Perdido em Marte (Andy Weir)

perdidoO plano era ter lido o livro antes de chegar ao cinema, mas acabei me enrolando. Por causa da temporada de premiação, acabei assistindo Perdido em Marte antes de ler o livro de Andy Weir, que saiu em outubro de 2014 aqui no Brasil pela Arqueiro com o subtítulo: Uma Missão a Marte. Um Terrível Acidente. A Luta de Um Homem Pela Sobrevivência. Não, sério. Vai ver ali na Amazon. Só faltava a conclusão do livro no subtítulo hehe. Mas ok, pelo que eu entendi parece que depois na edição capa de filme virou só Perdido em Marte de novo. Tá, foco, vamos voltar ao ponto inicial: eu vi o filme antes de ler o livro.

E eu adorei a adaptação, demais mesmo. Matt Damon está ótimo como Mark Watney e vá lá, eu tenho um fraco por filmes que tenham cenas com David Bowie tocando no fundo. Só que por mais que a curiosidade pelo livro tivesse aumentado, ficou maior também aquele receio de que não valeria a pena ler, já que eu tinha lá a impressão inicial de que muito do charme da história se sustentava na resposta para a pergunta “Ele volta ou não para a Terra?” (e se você viu o filme, você sabe a resposta, eu é que não vou contar aqui).

Ok, o fato é que não, não é saber se Mark volta para casa que prende nossa atenção ao longo da leitura (ahá, aposto que você tomou um susto achando que eu contei o fim. Vou tentar um post spoiler-free, prometo). A grande sacada de Perdido em Marte é que voltar para a Terra é um entre outros tantos desafios que ele terá que enfrentar para sobreviver a partir do momento em que um acidente o separou de sua equipe de pesquisa em Marte. Cheguei a ler algumas críticas que apontam como um dos defeitos do livro, porque a estrutura acaba se tornando repetitiva: desafio, superação, desafio, superação. Sabe, é como se você estivesse jogando Super Mario, derrotasse o chefe da fase e aí…

Mas eu não consigo concordar com essa opinião. Porque veja bem, o cara não está sozinho em uma ilha deserta, é um planeta diferente, meu amigo. Até o ar é um problema. Então é óbvio que a estrutura seguirá dessa forma, porque não seria possível esperar outra coisa de um sujeito sozinho em Marte do que um monte de desafios a serem superados até o momento em que ele pudesse voltar para a Terra.

E mesmo a repetição da estrutura não chegou a me incomodar porque Mark Watney é uma das melhores personagens-narradoras que li recentemente. Sério, o cara é muito divertido. Um nerdão muito divertido, o que significa um monte de referências à cultura pop para pescar (de minha parte confesso que o “Damn it, Jim, I’m a botanist, not a chemist!” da página 36 foi o que me conquistou de vez e fez com que eu continuasse a leitura).

Watney é aquele caso típico de pessoa que recorre ao humor em um momento difícil. Tenho certeza que você deve conhecer alguém assim – enquanto muitos surtam, ficam estáticos ou xingam muito, outros transformam tudo em piada. Esse é Watney (e, até por causa disso, as últimas frases do livro não poderiam ser mais apropriadas).

**Tarefas do exercício**
[A] Apresente como lista numerada as linhas de dados, sem as linhas em branco: comece pela primeira delas e pare depois da que contém "bar [289,455,511,477]", incluindo-a.
[B] Prossiga com o texto sobre Perdido em Marte a partir do ponto em que ele termina.
O texto e as linhas de dados não têm nenhuma relação entre si.

Entradas de dados salvas:
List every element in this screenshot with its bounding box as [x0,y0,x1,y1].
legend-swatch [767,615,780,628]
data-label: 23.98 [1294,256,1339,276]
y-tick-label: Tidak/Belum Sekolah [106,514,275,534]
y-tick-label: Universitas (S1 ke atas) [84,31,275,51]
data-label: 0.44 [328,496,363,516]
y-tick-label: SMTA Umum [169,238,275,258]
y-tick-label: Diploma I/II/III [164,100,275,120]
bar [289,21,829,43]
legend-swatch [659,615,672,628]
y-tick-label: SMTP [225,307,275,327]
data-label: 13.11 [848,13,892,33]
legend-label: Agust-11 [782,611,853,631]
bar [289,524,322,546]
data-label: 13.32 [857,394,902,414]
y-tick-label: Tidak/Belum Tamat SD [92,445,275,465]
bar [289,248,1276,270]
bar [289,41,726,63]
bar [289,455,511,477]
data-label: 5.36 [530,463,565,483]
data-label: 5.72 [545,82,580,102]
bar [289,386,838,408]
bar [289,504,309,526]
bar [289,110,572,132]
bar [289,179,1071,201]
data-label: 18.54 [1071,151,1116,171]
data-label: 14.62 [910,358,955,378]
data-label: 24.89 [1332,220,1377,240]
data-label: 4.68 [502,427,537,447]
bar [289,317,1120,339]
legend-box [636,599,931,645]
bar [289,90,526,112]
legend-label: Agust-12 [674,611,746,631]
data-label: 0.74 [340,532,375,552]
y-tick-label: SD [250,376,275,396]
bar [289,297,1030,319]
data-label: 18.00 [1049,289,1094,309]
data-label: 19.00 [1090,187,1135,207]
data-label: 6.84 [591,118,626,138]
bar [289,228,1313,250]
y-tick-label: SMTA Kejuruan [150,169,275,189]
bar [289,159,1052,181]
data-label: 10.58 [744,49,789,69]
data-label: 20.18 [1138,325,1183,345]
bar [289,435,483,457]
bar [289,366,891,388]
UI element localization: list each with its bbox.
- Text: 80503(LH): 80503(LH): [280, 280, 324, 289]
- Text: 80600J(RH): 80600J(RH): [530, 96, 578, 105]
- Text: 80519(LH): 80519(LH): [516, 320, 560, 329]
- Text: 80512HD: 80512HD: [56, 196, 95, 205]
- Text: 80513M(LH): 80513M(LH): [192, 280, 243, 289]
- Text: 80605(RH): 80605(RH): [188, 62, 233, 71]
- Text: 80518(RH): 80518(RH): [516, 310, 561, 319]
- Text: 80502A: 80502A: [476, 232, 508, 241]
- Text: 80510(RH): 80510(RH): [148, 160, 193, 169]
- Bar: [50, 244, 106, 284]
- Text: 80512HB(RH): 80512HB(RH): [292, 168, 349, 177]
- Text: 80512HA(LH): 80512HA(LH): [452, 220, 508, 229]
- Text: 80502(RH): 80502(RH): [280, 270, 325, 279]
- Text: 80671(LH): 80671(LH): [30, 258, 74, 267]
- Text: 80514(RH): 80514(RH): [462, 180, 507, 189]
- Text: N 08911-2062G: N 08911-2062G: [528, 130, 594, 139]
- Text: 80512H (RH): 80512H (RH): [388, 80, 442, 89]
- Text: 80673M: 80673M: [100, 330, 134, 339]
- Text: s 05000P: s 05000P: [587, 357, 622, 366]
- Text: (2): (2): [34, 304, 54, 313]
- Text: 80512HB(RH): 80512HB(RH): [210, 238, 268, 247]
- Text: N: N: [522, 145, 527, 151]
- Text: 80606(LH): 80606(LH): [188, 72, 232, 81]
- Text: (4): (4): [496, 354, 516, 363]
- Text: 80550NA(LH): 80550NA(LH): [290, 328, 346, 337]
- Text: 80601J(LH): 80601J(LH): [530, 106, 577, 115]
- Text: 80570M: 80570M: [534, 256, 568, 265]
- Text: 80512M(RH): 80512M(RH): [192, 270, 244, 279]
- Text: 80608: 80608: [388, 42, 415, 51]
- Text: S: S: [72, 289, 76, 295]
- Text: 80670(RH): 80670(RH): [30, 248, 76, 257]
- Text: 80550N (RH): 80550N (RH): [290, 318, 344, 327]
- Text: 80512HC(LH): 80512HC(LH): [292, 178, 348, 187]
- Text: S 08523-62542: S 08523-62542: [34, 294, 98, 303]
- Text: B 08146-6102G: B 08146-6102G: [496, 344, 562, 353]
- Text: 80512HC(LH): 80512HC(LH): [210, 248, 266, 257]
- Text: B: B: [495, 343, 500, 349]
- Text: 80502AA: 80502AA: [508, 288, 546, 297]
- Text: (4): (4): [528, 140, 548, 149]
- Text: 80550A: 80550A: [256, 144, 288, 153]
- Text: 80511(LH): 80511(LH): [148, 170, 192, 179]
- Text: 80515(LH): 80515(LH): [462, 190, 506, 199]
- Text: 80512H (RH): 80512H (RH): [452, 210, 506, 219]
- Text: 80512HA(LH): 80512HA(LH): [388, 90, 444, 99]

**Respostas dos problemas**
[A]
1. List every element in this screenshot with its bounding box as [x0,y0,x1,y1].
2. legend-swatch [767,615,780,628]
3. data-label: 23.98 [1294,256,1339,276]
4. y-tick-label: Tidak/Belum Sekolah [106,514,275,534]
5. y-tick-label: Universitas (S1 ke atas) [84,31,275,51]
6. data-label: 0.44 [328,496,363,516]
7. y-tick-label: SMTA Umum [169,238,275,258]
8. y-tick-label: Diploma I/II/III [164,100,275,120]
9. bar [289,21,829,43]
10. legend-swatch [659,615,672,628]
11. y-tick-label: SMTP [225,307,275,327]
12. data-label: 13.11 [848,13,892,33]
13. legend-label: Agust-11 [782,611,853,631]
14. bar [289,524,322,546]
15. data-label: 13.32 [857,394,902,414]
16. y-tick-label: Tidak/Belum Tamat SD [92,445,275,465]
17. bar [289,248,1276,270]
18. bar [289,41,726,63]
19. bar [289,455,511,477]

[B]
E no final das contas como leitores de seus diários nós somos os interlocutores, é conosco que Watney conversa – o que acaba ajudando a criar situações de humor como quando ele está explicando mais uma das MacGyverzices dele:

It seemed to work well. The seal looked strong and the resin was rock-hard. I did, however, glue my hand to the helmet.

Stop laughing.

E na hora eu ri tanto imaginando o sujeito com a mão colada no capacete que ler aquele “pare de rir” fez com que eu risse ainda mais. Tem umas outras passagens em que ele fala com quem está lendo que também criam essa situação de humor, mas acho que essa foi uma das melhores.

Mas o livro não conta apenas com os registros (e portanto, a narração) de Watney, mas também comum narrador em terceira pessoa que descreve como a NASA está trabalhando para trazer Mark para casa. Você poderia imaginar que esse narrador que segue uma linha neutra acabaria sendo chato comparado com a voz do astronauta, o negócio é que Weir faz aí um jogo com as duas vozes que acabam criando situações como essa mescla o narrador contando os pensamentos de Teddy (diretor da NASA) com um registro do diário de Mark:

“What must it be like?”, he pondered. “He’s stuck out there. He thinks he’s totally alone and that we gave up on him. What kind of effect does that have on a man’s psychology?”

He turned back to Venkat. “I wonder what he’s thinking right now.”

LOG ENTRY: SOL 61

How come Aquaman can control whales? They’re mammals! Makes no sense.

E não pense que todo esse humor acaba com a tensão. As páginas finais eu ia virando rapidamente, mesmo sabendo qual seria o desfecho. Não é uma mera questão de dificuldades impostas, é também o ritmo, o modo como salta dos registros de Watney para as pessoas que estão tentando salvá-lo.

Não é uma releitura de histórias de “ilha deserta”, até porque Weir segue para outro lado. É diversão mesmo, do começo ao fim, sem se propor a usar a figura do homem isolado como pano de fundo para ideias sobre humanidade, sobrevivência ou solidão. Não que Watney não vá falar sobre isso em algum ponto. É mais que a proposta de Weir é bastante óbvia: divertir.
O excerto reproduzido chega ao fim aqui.